↓
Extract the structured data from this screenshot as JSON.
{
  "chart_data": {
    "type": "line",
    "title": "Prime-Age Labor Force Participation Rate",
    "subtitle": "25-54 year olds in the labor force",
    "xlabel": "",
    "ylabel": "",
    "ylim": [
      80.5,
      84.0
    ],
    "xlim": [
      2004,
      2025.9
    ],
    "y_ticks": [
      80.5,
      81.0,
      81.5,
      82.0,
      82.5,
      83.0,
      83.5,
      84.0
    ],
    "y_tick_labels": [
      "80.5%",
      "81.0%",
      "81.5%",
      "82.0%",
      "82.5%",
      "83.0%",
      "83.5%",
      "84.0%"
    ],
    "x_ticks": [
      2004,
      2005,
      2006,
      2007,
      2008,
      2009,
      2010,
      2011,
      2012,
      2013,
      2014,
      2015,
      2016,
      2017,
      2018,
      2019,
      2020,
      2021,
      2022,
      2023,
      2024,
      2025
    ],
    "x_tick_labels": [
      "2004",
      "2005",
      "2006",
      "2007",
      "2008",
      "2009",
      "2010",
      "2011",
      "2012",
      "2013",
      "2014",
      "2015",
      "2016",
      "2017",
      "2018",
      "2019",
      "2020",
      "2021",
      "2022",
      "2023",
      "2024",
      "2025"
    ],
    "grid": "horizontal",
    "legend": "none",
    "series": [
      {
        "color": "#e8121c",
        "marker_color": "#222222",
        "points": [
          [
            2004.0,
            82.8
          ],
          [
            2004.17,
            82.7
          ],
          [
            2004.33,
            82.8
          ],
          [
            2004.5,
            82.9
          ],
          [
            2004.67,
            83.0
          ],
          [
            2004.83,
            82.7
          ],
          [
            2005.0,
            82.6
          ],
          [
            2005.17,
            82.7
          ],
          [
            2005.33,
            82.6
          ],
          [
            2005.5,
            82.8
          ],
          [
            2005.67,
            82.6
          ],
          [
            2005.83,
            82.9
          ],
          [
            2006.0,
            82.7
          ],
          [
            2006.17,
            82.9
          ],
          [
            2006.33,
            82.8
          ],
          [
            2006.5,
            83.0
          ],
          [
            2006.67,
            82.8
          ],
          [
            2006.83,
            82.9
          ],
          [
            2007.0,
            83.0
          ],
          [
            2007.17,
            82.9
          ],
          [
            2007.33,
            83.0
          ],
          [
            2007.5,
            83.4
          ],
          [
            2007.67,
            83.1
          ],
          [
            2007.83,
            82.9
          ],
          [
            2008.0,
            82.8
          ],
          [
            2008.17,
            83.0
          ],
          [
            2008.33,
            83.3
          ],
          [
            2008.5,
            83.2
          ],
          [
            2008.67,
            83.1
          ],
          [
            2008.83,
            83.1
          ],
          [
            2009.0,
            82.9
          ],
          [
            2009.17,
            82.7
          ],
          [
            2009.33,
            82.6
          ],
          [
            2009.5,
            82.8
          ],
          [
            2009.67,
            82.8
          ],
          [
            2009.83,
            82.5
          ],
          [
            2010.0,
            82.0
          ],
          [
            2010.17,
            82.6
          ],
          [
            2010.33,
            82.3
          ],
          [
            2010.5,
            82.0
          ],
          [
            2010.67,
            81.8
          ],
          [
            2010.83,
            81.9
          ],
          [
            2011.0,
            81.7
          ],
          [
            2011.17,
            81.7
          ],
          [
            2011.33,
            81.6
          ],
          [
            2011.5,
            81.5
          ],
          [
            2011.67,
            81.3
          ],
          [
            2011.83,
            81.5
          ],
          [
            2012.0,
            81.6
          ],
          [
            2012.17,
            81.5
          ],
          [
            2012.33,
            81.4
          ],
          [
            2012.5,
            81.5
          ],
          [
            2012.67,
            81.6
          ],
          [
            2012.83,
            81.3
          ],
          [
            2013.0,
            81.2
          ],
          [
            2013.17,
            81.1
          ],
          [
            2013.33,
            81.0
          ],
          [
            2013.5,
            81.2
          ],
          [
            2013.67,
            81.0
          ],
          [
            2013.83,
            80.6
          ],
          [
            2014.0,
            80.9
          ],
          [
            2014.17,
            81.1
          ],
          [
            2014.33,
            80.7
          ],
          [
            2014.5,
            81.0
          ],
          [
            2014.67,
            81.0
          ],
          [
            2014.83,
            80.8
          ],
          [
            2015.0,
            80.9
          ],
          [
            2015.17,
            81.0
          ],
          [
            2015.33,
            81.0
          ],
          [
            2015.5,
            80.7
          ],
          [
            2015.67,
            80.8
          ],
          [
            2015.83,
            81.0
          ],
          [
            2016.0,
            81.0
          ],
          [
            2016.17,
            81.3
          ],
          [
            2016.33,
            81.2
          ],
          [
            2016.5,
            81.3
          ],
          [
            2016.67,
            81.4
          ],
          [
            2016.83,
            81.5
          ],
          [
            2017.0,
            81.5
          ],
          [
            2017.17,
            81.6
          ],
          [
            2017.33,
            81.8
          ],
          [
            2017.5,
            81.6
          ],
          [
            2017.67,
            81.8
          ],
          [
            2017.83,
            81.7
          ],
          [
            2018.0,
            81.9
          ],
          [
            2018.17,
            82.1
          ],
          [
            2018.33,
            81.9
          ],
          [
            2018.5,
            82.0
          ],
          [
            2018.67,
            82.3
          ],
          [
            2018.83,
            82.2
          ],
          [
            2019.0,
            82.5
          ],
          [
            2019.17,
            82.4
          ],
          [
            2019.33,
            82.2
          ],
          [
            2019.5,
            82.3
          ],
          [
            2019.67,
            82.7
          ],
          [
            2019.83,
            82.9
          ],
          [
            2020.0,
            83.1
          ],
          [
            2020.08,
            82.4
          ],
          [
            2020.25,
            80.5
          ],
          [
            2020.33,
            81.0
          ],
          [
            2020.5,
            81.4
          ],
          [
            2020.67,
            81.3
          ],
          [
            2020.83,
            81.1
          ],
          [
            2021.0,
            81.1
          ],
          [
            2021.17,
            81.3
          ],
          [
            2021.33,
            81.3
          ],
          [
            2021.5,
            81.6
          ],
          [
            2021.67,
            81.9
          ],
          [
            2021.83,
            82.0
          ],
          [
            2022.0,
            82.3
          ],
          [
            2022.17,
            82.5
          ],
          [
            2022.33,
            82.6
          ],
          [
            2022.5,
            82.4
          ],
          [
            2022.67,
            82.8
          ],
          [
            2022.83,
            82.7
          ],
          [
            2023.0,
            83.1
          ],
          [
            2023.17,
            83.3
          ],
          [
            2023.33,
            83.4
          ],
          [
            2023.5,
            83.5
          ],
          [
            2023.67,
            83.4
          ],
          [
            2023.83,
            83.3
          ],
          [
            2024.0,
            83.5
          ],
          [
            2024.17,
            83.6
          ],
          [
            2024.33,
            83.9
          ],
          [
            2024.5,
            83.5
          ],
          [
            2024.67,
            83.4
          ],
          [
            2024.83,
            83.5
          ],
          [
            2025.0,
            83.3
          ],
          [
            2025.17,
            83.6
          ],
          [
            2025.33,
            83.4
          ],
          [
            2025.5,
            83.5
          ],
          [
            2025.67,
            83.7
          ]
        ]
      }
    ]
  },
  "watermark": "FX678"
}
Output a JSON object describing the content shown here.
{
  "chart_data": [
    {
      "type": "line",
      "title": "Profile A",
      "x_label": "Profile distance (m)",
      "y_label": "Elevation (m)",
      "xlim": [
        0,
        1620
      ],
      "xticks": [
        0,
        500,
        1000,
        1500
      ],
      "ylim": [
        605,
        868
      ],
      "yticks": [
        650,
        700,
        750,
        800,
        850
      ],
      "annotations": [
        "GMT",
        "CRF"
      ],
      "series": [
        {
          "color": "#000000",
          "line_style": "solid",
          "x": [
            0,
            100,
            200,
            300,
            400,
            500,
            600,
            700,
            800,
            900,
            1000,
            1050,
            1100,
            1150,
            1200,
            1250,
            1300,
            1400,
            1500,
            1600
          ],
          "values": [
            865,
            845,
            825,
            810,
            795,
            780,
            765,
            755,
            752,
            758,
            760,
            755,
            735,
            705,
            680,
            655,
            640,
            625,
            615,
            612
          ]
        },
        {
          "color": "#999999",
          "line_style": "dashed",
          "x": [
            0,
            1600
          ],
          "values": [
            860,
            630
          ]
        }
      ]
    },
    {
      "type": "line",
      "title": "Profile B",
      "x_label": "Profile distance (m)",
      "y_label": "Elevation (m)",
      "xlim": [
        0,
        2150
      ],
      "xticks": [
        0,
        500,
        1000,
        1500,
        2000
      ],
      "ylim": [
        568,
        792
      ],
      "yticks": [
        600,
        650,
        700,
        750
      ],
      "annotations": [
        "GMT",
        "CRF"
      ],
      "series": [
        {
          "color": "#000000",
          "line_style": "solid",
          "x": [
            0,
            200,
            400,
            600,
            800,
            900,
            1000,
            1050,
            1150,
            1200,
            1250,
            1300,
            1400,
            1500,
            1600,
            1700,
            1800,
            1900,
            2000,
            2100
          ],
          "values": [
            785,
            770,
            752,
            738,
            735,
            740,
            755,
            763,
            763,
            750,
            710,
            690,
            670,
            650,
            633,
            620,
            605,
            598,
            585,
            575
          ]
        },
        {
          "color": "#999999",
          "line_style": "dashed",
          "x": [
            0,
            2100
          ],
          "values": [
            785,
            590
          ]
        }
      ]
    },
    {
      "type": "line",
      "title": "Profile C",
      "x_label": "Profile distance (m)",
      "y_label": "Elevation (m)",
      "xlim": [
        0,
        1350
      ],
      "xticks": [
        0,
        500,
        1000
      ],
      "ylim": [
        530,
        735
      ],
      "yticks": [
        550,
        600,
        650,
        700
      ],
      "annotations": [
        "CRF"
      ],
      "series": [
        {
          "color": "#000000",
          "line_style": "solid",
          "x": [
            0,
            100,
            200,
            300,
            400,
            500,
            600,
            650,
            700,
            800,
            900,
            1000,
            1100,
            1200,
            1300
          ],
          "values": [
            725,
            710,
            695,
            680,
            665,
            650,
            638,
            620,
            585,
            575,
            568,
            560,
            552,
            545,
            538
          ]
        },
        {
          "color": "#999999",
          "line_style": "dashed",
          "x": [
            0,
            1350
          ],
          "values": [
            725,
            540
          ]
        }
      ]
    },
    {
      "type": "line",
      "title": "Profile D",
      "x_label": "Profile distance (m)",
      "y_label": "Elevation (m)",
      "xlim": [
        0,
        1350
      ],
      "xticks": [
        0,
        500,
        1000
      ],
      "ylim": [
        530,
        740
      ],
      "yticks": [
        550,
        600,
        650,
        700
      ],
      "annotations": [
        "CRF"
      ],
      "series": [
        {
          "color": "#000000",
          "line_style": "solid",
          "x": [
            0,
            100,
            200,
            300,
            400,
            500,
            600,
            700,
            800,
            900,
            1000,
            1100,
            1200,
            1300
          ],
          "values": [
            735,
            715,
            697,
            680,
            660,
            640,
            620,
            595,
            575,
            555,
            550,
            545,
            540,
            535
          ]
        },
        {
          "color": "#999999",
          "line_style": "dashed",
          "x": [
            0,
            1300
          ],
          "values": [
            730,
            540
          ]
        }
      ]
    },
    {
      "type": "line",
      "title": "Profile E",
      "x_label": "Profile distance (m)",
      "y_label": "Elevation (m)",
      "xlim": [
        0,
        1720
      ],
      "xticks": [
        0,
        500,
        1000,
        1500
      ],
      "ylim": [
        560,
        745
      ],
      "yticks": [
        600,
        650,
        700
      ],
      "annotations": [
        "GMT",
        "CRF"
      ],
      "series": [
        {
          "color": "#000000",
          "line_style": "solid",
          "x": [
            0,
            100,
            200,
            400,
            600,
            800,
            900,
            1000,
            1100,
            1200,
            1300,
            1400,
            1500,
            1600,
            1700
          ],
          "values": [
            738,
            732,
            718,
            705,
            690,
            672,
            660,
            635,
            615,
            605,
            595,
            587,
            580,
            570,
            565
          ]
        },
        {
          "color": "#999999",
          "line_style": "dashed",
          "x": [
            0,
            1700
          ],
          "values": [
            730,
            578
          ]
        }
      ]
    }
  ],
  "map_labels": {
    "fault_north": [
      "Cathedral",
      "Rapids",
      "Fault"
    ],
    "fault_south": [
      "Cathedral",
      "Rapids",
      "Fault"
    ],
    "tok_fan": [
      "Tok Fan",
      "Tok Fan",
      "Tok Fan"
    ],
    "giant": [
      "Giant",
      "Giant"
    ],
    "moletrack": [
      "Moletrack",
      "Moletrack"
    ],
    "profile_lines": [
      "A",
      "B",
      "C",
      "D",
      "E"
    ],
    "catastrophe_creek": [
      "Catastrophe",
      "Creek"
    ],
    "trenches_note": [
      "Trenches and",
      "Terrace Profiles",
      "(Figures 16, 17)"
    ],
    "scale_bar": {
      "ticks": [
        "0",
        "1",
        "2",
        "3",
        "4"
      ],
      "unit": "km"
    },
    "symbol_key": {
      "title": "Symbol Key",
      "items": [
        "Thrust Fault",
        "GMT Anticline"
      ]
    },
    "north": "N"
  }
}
↑
> _What you will do_
Across the entries above, how many lines contain "JSON"? Provide only the count.

> _Exercise response_
2